Repeat every one of the records below word for word, leaving out the pictures.
────
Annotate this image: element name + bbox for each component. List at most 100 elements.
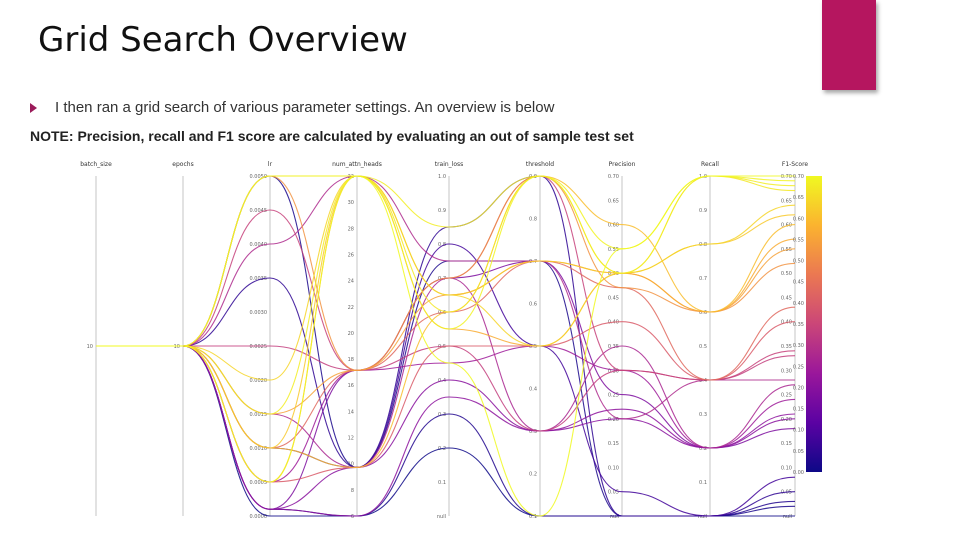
- axis-label-F1-Score: F1-Score: [782, 161, 809, 168]
- tick-label: 0.0015: [250, 412, 268, 418]
- tick-label: 0.05: [781, 490, 792, 496]
- axis-label-epochs: epochs: [172, 161, 193, 168]
- axis-label-threshold: threshold: [526, 161, 554, 168]
- data-line: [96, 175, 796, 415]
- data-line: [96, 175, 795, 420]
- axis-label-batch_size: batch_size: [80, 161, 112, 168]
- data-line: [96, 260, 796, 510]
- tick-label: 0.4: [529, 387, 537, 393]
- tick-label: 0.8: [699, 242, 707, 248]
- tick-label: 0.8: [529, 217, 537, 223]
- tick-label: 0.20: [781, 417, 792, 423]
- colorbar-tick-label: 0.20: [793, 385, 804, 391]
- tick-label: 0.70: [781, 174, 792, 180]
- tick-label: 0.30: [781, 368, 792, 374]
- tick-label: 0.9: [699, 208, 707, 214]
- tick-label: 0.15: [608, 441, 619, 447]
- note-text: NOTE: Precision, recall and F1 score are…: [30, 128, 634, 144]
- data-line: [96, 175, 796, 468]
- data-line: [96, 248, 796, 415]
- tick-label: 10: [87, 344, 93, 350]
- data-line: [96, 260, 796, 449]
- tick-label: 0.40: [608, 320, 619, 326]
- colorbar-tick-label: 0.60: [793, 216, 804, 222]
- tick-label: 28: [348, 226, 354, 232]
- axis-label-Precision: Precision: [609, 161, 636, 168]
- tick-label: 0.8: [438, 242, 446, 248]
- tick-label: 0.7: [699, 276, 707, 282]
- tick-label: 0.05: [608, 490, 619, 496]
- triangle-bullet-icon: [30, 102, 37, 113]
- tick-label: 0.15: [781, 441, 792, 447]
- tick-label: 0.0025: [250, 344, 268, 350]
- tick-label: 12: [348, 436, 354, 442]
- tick-label: 0.0020: [250, 378, 268, 384]
- colorbar-tick-label: 0.50: [793, 259, 804, 265]
- axis-label-train_loss: train_loss: [435, 161, 464, 168]
- tick-label: 0.1: [699, 480, 707, 486]
- tick-label: null: [698, 514, 707, 520]
- tick-label: 18: [348, 357, 354, 363]
- colorbar-tick-label: 0.25: [793, 364, 804, 370]
- tick-label: null: [783, 514, 792, 520]
- tick-label: 0.45: [781, 295, 792, 301]
- data-line: [96, 175, 796, 381]
- colorbar-tick-label: 0.30: [793, 343, 804, 349]
- tick-label: 0.0010: [250, 446, 268, 452]
- colorbar-tick-label: 0.10: [793, 428, 804, 434]
- colorbar-tick-label: 0.45: [793, 280, 804, 286]
- tick-label: 8: [351, 488, 354, 494]
- tick-label: 0.6: [529, 302, 537, 308]
- tick-label: 20: [348, 331, 354, 337]
- tick-label: 0.2: [529, 472, 537, 478]
- tick-label: 0.9: [438, 208, 446, 214]
- axis-label-num_attn_heads: num_attn_heads: [332, 161, 382, 168]
- tick-label: 16: [348, 383, 354, 389]
- tick-label: 0.35: [781, 344, 792, 350]
- axis-label-lr: lr: [268, 161, 273, 168]
- colorbar-tick-label: 0.55: [793, 237, 804, 243]
- tick-label: 0.4: [699, 378, 707, 384]
- data-line: [96, 175, 796, 517]
- tick-label: 6: [351, 514, 354, 520]
- slide-title: Grid Search Overview: [38, 20, 408, 60]
- tick-label: 0.25: [608, 393, 619, 399]
- data-line: [96, 345, 796, 432]
- tick-label: 0.50: [781, 271, 792, 277]
- tick-label: 1.0: [438, 174, 446, 180]
- colorbar-tick-label: 0.70: [793, 174, 804, 180]
- tick-label: null: [610, 514, 619, 520]
- colorbar-tick-label: 0.40: [793, 301, 804, 307]
- tick-label: 0.6: [699, 310, 707, 316]
- colorbar-tick-label: 0.05: [793, 449, 804, 455]
- tick-label: 24: [348, 279, 354, 285]
- tick-label: 0.0000: [250, 514, 268, 520]
- tick-label: 10: [174, 344, 180, 350]
- tick-label: 0.60: [608, 223, 619, 229]
- tick-label: 0.0050: [250, 174, 268, 180]
- tick-label: 0.0040: [250, 242, 268, 248]
- tick-label: 22: [348, 305, 354, 311]
- tick-label: 0.3: [699, 412, 707, 418]
- tick-label: 0.55: [608, 247, 619, 253]
- tick-label: null: [437, 514, 446, 520]
- tick-label: 0.5: [699, 344, 707, 350]
- colorbar: [806, 176, 822, 472]
- tick-label: 0.0045: [250, 208, 268, 214]
- accent-bar: [822, 0, 876, 90]
- tick-label: 0.10: [781, 465, 792, 471]
- tick-label: 0.20: [608, 417, 619, 423]
- tick-label: 0.5: [529, 344, 537, 350]
- bullet-row: I then ran a grid search of various para…: [30, 99, 554, 116]
- data-line: [96, 345, 796, 517]
- tick-label: 14: [348, 409, 354, 415]
- colorbar-tick-label: 0.00: [793, 470, 804, 476]
- tick-label: 0.70: [608, 174, 619, 180]
- tick-label: 0.45: [608, 295, 619, 301]
- tick-label: 0.7: [529, 259, 537, 265]
- colorbar-tick-label: 0.15: [793, 407, 804, 413]
- tick-label: 26: [348, 252, 354, 258]
- tick-label: 0.25: [781, 393, 792, 399]
- tick-label: 30: [348, 200, 354, 206]
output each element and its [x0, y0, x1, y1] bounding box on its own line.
────
Task solution:
Annotate this image: element name + bbox for each component. List at most 100 elements.
- axis-label-F1-Score: F1-Score: [782, 161, 809, 168]
- tick-label: 0.0015: [250, 412, 268, 418]
- tick-label: 0.05: [781, 490, 792, 496]
- axis-label-epochs: epochs: [172, 161, 193, 168]
- axis-label-threshold: threshold: [526, 161, 554, 168]
- data-line: [96, 175, 796, 415]
- data-line: [96, 175, 795, 420]
- axis-label-batch_size: batch_size: [80, 161, 112, 168]
- data-line: [96, 260, 796, 510]
- tick-label: 0.4: [529, 387, 537, 393]
- tick-label: 0.8: [699, 242, 707, 248]
- tick-label: 0.8: [529, 217, 537, 223]
- tick-label: 0.20: [781, 417, 792, 423]
- colorbar-tick-label: 0.20: [793, 385, 804, 391]
- tick-label: 0.70: [781, 174, 792, 180]
- tick-label: 0.30: [781, 368, 792, 374]
- tick-label: 0.9: [699, 208, 707, 214]
- tick-label: 0.15: [608, 441, 619, 447]
- note-text: NOTE: Precision, recall and F1 score are…: [30, 128, 634, 144]
- data-line: [96, 175, 796, 468]
- data-line: [96, 248, 796, 415]
- tick-label: 10: [87, 344, 93, 350]
- data-line: [96, 260, 796, 449]
- tick-label: 0.40: [608, 320, 619, 326]
- colorbar-tick-label: 0.60: [793, 216, 804, 222]
- tick-label: 28: [348, 226, 354, 232]
- axis-label-Precision: Precision: [609, 161, 636, 168]
- tick-label: 0.8: [438, 242, 446, 248]
- tick-label: 0.7: [699, 276, 707, 282]
- tick-label: 0.05: [608, 490, 619, 496]
- triangle-bullet-icon: [30, 102, 37, 113]
- tick-label: 0.15: [781, 441, 792, 447]
- tick-label: 0.0025: [250, 344, 268, 350]
- tick-label: 12: [348, 436, 354, 442]
- tick-label: 0.0020: [250, 378, 268, 384]
- colorbar-tick-label: 0.50: [793, 259, 804, 265]
- axis-label-train_loss: train_loss: [435, 161, 464, 168]
- tick-label: 0.1: [699, 480, 707, 486]
- tick-label: null: [698, 514, 707, 520]
- tick-label: 18: [348, 357, 354, 363]
- colorbar-tick-label: 0.25: [793, 364, 804, 370]
- tick-label: null: [783, 514, 792, 520]
- tick-label: 0.45: [781, 295, 792, 301]
- data-line: [96, 175, 796, 381]
- colorbar-tick-label: 0.30: [793, 343, 804, 349]
- tick-label: 0.0010: [250, 446, 268, 452]
- colorbar-tick-label: 0.10: [793, 428, 804, 434]
- colorbar-tick-label: 0.45: [793, 280, 804, 286]
- tick-label: 8: [351, 488, 354, 494]
- tick-label: 0.6: [529, 302, 537, 308]
- tick-label: 20: [348, 331, 354, 337]
- tick-label: 0.2: [529, 472, 537, 478]
- tick-label: 0.9: [438, 208, 446, 214]
- axis-label-num_attn_heads: num_attn_heads: [332, 161, 382, 168]
- tick-label: 16: [348, 383, 354, 389]
- tick-label: 0.35: [781, 344, 792, 350]
- axis-label-lr: lr: [268, 161, 273, 168]
- colorbar-tick-label: 0.55: [793, 237, 804, 243]
- tick-label: 0.4: [699, 378, 707, 384]
- data-line: [96, 175, 796, 517]
- tick-label: 6: [351, 514, 354, 520]
- slide-title: Grid Search Overview: [38, 20, 408, 60]
- tick-label: 0.25: [608, 393, 619, 399]
- data-line: [96, 345, 796, 432]
- tick-label: 0.50: [781, 271, 792, 277]
- tick-label: 1.0: [438, 174, 446, 180]
- colorbar-tick-label: 0.70: [793, 174, 804, 180]
- tick-label: null: [610, 514, 619, 520]
- colorbar-tick-label: 0.40: [793, 301, 804, 307]
- tick-label: 0.6: [699, 310, 707, 316]
- colorbar-tick-label: 0.05: [793, 449, 804, 455]
- tick-label: 24: [348, 279, 354, 285]
- tick-label: 0.0000: [250, 514, 268, 520]
- tick-label: 10: [174, 344, 180, 350]
- tick-label: 0.60: [608, 223, 619, 229]
- tick-label: 0.0050: [250, 174, 268, 180]
- tick-label: 0.0040: [250, 242, 268, 248]
- tick-label: 22: [348, 305, 354, 311]
- tick-label: 0.3: [699, 412, 707, 418]
- tick-label: 0.55: [608, 247, 619, 253]
- tick-label: null: [437, 514, 446, 520]
- tick-label: 0.5: [699, 344, 707, 350]
- colorbar: [806, 176, 822, 472]
- tick-label: 0.0045: [250, 208, 268, 214]
- accent-bar: [822, 0, 876, 90]
- tick-label: 0.10: [781, 465, 792, 471]
- tick-label: 0.20: [608, 417, 619, 423]
- tick-label: 0.5: [529, 344, 537, 350]
- bullet-row: I then ran a grid search of various para…: [30, 99, 554, 116]
- data-line: [96, 345, 796, 517]
- tick-label: 14: [348, 409, 354, 415]
- colorbar-tick-label: 0.00: [793, 470, 804, 476]
- tick-label: 0.70: [608, 174, 619, 180]
- tick-label: 0.45: [608, 295, 619, 301]
- tick-label: 0.7: [529, 259, 537, 265]
- colorbar-tick-label: 0.15: [793, 407, 804, 413]
- tick-label: 26: [348, 252, 354, 258]
- tick-label: 0.25: [781, 393, 792, 399]
- tick-label: 30: [348, 200, 354, 206]
output each element and its [x0, y0, x1, y1] bounding box on its own line.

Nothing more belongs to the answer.